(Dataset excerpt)
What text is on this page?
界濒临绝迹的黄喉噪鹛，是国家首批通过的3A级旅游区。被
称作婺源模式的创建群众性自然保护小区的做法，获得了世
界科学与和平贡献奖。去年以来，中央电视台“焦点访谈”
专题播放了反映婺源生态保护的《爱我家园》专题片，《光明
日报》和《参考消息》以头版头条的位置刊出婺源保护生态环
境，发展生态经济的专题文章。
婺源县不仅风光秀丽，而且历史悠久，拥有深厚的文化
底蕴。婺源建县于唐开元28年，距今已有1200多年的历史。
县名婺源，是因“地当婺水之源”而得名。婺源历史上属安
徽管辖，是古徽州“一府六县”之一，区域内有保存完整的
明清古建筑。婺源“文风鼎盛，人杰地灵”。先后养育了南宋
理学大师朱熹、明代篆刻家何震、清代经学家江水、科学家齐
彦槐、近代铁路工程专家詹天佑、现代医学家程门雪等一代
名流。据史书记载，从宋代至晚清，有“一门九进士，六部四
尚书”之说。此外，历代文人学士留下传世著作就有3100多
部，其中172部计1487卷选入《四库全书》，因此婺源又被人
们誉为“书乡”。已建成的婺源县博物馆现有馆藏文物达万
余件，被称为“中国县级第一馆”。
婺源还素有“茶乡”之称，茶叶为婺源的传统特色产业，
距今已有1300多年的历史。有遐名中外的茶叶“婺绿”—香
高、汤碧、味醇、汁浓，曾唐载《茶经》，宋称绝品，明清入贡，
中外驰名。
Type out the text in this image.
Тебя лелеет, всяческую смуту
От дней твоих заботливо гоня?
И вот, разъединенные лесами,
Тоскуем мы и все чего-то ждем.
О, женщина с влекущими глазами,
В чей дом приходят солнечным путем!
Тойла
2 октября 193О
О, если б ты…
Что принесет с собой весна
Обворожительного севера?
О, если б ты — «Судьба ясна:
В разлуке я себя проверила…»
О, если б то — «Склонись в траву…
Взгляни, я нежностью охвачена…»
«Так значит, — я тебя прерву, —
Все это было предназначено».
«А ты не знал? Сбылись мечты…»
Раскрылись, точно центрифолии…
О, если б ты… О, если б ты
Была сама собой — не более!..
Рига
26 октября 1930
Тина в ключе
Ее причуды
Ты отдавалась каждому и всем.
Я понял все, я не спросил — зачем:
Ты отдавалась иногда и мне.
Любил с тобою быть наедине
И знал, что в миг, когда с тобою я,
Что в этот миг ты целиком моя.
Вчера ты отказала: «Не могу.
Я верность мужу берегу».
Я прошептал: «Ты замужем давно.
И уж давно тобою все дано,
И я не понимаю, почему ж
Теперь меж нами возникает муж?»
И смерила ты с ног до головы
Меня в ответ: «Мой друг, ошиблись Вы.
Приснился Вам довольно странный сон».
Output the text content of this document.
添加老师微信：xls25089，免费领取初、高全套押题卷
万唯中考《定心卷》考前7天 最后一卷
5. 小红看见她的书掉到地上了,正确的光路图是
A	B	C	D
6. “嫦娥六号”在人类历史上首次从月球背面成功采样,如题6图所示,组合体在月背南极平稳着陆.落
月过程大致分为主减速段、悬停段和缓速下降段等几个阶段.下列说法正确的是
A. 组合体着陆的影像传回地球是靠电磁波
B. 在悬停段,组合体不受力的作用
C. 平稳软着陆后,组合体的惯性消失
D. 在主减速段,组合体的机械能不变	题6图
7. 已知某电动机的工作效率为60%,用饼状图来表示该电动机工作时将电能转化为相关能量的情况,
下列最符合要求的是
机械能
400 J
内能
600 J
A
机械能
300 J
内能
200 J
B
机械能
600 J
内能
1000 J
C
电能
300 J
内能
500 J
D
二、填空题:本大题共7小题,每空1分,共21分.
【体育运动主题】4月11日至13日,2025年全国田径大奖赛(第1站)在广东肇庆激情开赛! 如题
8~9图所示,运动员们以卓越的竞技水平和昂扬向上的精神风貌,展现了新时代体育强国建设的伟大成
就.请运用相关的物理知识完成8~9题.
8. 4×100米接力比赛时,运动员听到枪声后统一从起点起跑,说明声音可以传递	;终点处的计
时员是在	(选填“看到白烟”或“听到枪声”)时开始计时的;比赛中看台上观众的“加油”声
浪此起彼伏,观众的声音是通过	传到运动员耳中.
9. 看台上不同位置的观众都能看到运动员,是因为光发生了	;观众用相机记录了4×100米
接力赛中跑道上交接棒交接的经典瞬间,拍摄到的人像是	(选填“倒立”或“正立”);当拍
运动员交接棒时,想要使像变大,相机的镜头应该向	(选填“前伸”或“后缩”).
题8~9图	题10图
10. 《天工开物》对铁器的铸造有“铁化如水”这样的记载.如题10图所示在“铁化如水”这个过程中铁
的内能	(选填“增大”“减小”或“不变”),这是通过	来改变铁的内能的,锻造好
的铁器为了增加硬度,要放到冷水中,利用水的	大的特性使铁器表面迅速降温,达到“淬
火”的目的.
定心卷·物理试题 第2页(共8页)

- [WORK TO COMPLETE] Take every line that includes the string "собой" and copy it.

- [RESPONSE TO THIS TASK]
Что принесет с собой весна
Была сама собой — не более!..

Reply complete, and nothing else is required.